- GOAL:
Every line holding the string "color" should be gathered.

##### INPUT RECORDS #####

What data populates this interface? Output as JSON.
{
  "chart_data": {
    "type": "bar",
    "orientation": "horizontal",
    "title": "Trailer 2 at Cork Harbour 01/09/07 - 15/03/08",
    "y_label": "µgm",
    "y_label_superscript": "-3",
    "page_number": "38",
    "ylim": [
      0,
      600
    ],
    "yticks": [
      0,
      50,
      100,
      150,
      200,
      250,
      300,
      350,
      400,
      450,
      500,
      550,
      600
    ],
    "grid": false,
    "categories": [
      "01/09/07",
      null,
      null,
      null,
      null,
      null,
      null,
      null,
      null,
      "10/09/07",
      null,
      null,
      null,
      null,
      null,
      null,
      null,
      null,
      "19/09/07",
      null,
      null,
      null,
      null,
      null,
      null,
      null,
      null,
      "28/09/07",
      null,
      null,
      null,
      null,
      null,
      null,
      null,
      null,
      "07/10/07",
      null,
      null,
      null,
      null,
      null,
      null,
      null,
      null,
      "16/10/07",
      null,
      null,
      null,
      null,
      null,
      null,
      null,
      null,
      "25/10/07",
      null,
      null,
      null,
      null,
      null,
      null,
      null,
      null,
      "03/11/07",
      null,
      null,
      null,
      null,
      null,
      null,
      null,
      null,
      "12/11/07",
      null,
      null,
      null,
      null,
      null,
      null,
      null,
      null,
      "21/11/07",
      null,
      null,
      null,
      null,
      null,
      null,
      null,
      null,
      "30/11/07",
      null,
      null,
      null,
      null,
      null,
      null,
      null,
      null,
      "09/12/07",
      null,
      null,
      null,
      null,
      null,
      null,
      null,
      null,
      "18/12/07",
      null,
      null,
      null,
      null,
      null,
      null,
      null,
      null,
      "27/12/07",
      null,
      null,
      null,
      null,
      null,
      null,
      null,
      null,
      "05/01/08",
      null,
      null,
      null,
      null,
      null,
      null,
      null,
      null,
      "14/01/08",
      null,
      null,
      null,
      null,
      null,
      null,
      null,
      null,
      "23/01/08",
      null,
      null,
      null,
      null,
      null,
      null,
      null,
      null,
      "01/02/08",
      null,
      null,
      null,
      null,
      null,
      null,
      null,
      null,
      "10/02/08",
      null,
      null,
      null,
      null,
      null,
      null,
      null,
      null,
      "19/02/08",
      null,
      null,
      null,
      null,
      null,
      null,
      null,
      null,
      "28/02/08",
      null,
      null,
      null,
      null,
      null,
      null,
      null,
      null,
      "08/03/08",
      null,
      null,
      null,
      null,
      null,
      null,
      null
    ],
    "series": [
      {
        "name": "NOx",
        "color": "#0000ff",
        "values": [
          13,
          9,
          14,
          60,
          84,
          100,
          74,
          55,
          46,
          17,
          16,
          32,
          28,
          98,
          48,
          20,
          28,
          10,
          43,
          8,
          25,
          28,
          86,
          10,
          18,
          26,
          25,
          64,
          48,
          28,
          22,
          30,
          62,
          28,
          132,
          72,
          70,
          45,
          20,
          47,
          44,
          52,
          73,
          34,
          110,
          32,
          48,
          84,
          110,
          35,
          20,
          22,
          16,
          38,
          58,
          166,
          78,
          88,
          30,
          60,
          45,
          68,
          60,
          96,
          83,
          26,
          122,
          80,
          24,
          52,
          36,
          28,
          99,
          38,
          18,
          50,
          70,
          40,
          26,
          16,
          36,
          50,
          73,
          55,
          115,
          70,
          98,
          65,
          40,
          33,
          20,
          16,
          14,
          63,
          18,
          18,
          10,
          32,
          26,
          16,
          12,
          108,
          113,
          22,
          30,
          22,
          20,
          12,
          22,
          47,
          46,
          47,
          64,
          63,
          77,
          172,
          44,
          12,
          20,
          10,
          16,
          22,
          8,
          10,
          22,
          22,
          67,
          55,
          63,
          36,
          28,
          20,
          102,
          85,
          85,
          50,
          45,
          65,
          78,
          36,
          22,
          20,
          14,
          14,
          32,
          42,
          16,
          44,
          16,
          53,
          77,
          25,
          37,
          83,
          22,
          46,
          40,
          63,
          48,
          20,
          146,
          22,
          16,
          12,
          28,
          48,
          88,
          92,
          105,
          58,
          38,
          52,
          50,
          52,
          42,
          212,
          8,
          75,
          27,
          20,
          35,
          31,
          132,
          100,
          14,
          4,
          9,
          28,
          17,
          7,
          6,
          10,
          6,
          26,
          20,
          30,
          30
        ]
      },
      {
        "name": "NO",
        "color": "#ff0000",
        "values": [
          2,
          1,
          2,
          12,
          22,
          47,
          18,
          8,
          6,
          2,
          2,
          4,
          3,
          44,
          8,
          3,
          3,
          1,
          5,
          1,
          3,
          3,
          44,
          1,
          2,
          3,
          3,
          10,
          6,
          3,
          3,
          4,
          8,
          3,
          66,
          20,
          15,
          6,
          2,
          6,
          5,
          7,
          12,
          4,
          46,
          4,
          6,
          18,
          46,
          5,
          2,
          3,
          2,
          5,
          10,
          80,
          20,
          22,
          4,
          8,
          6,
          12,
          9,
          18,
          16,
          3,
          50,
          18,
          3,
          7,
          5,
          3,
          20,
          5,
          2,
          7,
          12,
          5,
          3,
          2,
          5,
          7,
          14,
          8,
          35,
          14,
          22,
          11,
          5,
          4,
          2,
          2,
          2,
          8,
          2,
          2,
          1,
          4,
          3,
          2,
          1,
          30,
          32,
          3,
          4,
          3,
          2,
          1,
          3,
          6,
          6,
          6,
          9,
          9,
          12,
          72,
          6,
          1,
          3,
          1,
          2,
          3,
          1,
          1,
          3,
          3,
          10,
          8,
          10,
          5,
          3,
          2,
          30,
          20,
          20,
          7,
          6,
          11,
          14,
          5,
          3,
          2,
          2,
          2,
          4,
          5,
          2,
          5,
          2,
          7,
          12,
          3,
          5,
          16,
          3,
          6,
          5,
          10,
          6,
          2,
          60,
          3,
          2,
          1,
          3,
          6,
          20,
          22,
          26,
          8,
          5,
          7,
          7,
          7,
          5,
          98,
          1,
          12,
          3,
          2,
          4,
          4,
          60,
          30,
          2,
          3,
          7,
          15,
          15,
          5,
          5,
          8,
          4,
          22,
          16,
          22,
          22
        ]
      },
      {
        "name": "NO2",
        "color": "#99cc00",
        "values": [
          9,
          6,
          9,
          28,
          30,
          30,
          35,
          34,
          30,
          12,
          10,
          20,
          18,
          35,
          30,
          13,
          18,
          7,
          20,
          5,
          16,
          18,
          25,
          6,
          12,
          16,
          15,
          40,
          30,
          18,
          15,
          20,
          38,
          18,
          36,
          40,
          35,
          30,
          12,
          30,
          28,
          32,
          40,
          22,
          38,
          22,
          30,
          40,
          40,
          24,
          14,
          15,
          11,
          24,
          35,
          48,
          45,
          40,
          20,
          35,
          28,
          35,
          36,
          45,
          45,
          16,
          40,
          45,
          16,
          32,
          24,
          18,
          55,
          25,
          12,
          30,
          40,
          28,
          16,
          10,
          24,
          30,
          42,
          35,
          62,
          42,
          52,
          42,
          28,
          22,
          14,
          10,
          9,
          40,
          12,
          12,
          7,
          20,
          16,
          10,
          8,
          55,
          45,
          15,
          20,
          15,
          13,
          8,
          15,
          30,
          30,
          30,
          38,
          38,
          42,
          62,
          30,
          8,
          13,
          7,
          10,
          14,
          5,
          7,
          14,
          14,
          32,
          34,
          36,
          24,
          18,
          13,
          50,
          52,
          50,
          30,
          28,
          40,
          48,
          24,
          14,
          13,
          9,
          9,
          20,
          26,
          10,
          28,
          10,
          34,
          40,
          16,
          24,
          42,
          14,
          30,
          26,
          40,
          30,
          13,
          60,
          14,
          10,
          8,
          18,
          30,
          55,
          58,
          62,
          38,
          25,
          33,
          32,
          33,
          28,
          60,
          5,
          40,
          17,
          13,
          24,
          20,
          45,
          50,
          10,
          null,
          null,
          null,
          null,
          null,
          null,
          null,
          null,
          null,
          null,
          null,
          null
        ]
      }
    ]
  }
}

#####

- FULL ANSWER:
        "color": "#0000ff",
        "color": "#ff0000",
        "color": "#99cc00",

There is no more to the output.